- Task objective:
Output the records. Match them exactly.

- - - - -

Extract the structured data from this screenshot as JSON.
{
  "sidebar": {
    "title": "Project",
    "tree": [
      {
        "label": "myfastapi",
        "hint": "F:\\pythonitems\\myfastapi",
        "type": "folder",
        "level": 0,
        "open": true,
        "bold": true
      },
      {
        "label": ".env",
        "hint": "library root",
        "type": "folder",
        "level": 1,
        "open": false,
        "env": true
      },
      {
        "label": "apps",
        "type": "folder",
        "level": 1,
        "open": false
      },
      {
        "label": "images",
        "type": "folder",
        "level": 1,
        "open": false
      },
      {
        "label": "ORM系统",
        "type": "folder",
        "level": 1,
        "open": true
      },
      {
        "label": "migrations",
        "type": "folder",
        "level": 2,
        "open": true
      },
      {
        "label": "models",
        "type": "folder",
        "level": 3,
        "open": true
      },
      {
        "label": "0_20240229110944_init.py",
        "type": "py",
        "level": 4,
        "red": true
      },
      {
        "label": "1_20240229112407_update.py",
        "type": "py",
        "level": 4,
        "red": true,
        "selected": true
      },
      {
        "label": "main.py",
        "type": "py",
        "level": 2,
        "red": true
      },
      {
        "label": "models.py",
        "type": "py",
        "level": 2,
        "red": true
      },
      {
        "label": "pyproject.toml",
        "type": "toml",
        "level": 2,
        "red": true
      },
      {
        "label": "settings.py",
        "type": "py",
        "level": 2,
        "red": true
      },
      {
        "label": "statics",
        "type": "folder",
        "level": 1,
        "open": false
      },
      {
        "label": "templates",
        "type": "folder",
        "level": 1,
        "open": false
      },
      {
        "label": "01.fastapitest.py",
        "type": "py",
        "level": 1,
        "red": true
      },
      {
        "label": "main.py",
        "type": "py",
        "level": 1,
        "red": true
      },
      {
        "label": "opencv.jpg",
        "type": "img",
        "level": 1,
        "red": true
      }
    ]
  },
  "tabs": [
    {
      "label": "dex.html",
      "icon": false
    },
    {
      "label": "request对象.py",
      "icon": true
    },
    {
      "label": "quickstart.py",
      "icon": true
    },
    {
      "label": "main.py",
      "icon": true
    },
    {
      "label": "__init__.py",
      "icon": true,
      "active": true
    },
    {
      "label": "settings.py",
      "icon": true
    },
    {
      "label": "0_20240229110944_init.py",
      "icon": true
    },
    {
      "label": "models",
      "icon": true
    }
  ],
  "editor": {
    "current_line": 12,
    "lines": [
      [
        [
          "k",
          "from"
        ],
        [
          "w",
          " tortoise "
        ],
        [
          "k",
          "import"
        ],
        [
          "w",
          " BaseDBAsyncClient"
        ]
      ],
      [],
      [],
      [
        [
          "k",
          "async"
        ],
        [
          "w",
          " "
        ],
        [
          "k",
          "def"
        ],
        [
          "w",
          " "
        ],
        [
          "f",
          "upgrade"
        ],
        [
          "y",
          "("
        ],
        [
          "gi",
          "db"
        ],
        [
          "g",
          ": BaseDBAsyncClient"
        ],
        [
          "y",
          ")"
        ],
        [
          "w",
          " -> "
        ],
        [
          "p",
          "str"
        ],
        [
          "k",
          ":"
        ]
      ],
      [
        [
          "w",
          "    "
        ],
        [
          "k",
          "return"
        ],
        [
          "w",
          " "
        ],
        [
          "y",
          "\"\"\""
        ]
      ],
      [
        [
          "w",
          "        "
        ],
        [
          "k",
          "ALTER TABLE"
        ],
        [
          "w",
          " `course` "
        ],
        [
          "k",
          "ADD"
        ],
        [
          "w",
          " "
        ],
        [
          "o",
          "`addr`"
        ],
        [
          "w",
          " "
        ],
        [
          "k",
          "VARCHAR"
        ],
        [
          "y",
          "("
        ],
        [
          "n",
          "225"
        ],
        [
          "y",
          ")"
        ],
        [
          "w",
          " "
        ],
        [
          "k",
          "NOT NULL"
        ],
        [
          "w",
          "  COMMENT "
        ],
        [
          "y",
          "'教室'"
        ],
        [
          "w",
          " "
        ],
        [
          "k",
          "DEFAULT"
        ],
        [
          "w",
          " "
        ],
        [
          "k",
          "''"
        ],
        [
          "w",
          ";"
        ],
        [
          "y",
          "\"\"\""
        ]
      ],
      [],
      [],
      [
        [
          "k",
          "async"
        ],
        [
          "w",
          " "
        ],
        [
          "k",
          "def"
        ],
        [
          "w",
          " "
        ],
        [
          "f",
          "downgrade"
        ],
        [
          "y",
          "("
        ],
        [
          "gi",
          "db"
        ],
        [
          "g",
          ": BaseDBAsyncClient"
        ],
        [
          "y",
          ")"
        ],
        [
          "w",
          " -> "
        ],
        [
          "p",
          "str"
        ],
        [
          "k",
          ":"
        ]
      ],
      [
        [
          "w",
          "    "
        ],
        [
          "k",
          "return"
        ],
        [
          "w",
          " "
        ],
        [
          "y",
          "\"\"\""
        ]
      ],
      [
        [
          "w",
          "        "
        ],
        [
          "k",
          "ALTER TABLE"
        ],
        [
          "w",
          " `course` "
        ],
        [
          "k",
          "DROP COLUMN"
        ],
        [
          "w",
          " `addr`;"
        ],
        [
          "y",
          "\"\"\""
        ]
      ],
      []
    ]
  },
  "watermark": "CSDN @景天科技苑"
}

- - - - -

- Solved problem:
Extract the structured data from this screenshot as JSON.
{
  "sidebar": {
    "title": "Project",
    "tree": [
      {
        "label": "myfastapi",
        "hint": "F:\\pythonitems\\myfastapi",
        "type": "folder",
        "level": 0,
        "open": true,
        "bold": true
      },
      {
        "label": ".env",
        "hint": "library root",
        "type": "folder",
        "level": 1,
        "open": false,
        "env": true
      },
      {
        "label": "apps",
        "type": "folder",
        "level": 1,
        "open": false
      },
      {
        "label": "images",
        "type": "folder",
        "level": 1,
        "open": false
      },
      {
        "label": "ORM系统",
        "type": "folder",
        "level": 1,
        "open": true
      },
      {
        "label": "migrations",
        "type": "folder",
        "level": 2,
        "open": true
      },
      {
        "label": "models",
        "type": "folder",
        "level": 3,
        "open": true
      },
      {
        "label": "0_20240229110944_init.py",
        "type": "py",
        "level": 4,
        "red": true
      },
      {
        "label": "1_20240229112407_update.py",
        "type": "py",
        "level": 4,
        "red": true,
        "selected": true
      },
      {
        "label": "main.py",
        "type": "py",
        "level": 2,
        "red": true
      },
      {
        "label": "models.py",
        "type": "py",
        "level": 2,
        "red": true
      },
      {
        "label": "pyproject.toml",
        "type": "toml",
        "level": 2,
        "red": true
      },
      {
        "label": "settings.py",
        "type": "py",
        "level": 2,
        "red": true
      },
      {
        "label": "statics",
        "type": "folder",
        "level": 1,
        "open": false
      },
      {
        "label": "templates",
        "type": "folder",
        "level": 1,
        "open": false
      },
      {
        "label": "01.fastapitest.py",
        "type": "py",
        "level": 1,
        "red": true
      },
      {
        "label": "main.py",
        "type": "py",
        "level": 1,
        "red": true
      },
      {
        "label": "opencv.jpg",
        "type": "img",
        "level": 1,
        "red": true
      }
    ]
  },
  "tabs": [
    {
      "label": "dex.html",
      "icon": false
    },
    {
      "label": "request对象.py",
      "icon": true
    },
    {
      "label": "quickstart.py",
      "icon": true
    },
    {
      "label": "main.py",
      "icon": true
    },
    {
      "label": "__init__.py",
      "icon": true,
      "active": true
    },
    {
      "label": "settings.py",
      "icon": true
    },
    {
      "label": "0_20240229110944_init.py",
      "icon": true
    },
    {
      "label": "models",
      "icon": true
    }
  ],
  "editor": {
    "current_line": 12,
    "lines": [
      [
        [
          "k",
          "from"
        ],
        [
          "w",
          " tortoise "
        ],
        [
          "k",
          "import"
        ],
        [
          "w",
          " BaseDBAsyncClient"
        ]
      ],
      [],
      [],
      [
        [
          "k",
          "async"
        ],
        [
          "w",
          " "
        ],
        [
          "k",
          "def"
        ],
        [
          "w",
          " "
        ],
        [
          "f",
          "upgrade"
        ],
        [
          "y",
          "("
        ],
        [
          "gi",
          "db"
        ],
        [
          "g",
          ": BaseDBAsyncClient"
        ],
        [
          "y",
          ")"
        ],
        [
          "w",
          " -> "
        ],
        [
          "p",
          "str"
        ],
        [
          "k",
          ":"
        ]
      ],
      [
        [
          "w",
          "    "
        ],
        [
          "k",
          "return"
        ],
        [
          "w",
          " "
        ],
        [
          "y",
          "\"\"\""
        ]
      ],
      [
        [
          "w",
          "        "
        ],
        [
          "k",
          "ALTER TABLE"
        ],
        [
          "w",
          " `course` "
        ],
        [
          "k",
          "ADD"
        ],
        [
          "w",
          " "
        ],
        [
          "o",
          "`addr`"
        ],
        [
          "w",
          " "
        ],
        [
          "k",
          "VARCHAR"
        ],
        [
          "y",
          "("
        ],
        [
          "n",
          "225"
        ],
        [
          "y",
          ")"
        ],
        [
          "w",
          " "
        ],
        [
          "k",
          "NOT NULL"
        ],
        [
          "w",
          "  COMMENT "
        ],
        [
          "y",
          "'教室'"
        ],
        [
          "w",
          " "
        ],
        [
          "k",
          "DEFAULT"
        ],
        [
          "w",
          " "
        ],
        [
          "k",
          "''"
        ],
        [
          "w",
          ";"
        ],
        [
          "y",
          "\"\"\""
        ]
      ],
      [],
      [],
      [
        [
          "k",
          "async"
        ],
        [
          "w",
          " "
        ],
        [
          "k",
          "def"
        ],
        [
          "w",
          " "
        ],
        [
          "f",
          "downgrade"
        ],
        [
          "y",
          "("
        ],
        [
          "gi",
          "db"
        ],
        [
          "g",
          ": BaseDBAsyncClient"
        ],
        [
          "y",
          ")"
        ],
        [
          "w",
          " -> "
        ],
        [
          "p",
          "str"
        ],
        [
          "k",
          ":"
        ]
      ],
      [
        [
          "w",
          "    "
        ],
        [
          "k",
          "return"
        ],
        [
          "w",
          " "
        ],
        [
          "y",
          "\"\"\""
        ]
      ],
      [
        [
          "w",
          "        "
        ],
        [
          "k",
          "ALTER TABLE"
        ],
        [
          "w",
          " `course` "
        ],
        [
          "k",
          "DROP COLUMN"
        ],
        [
          "w",
          " `addr`;"
        ],
        [
          "y",
          "\"\"\""
        ]
      ],
      []
    ]
  },
  "watermark": "CSDN @景天科技苑"
}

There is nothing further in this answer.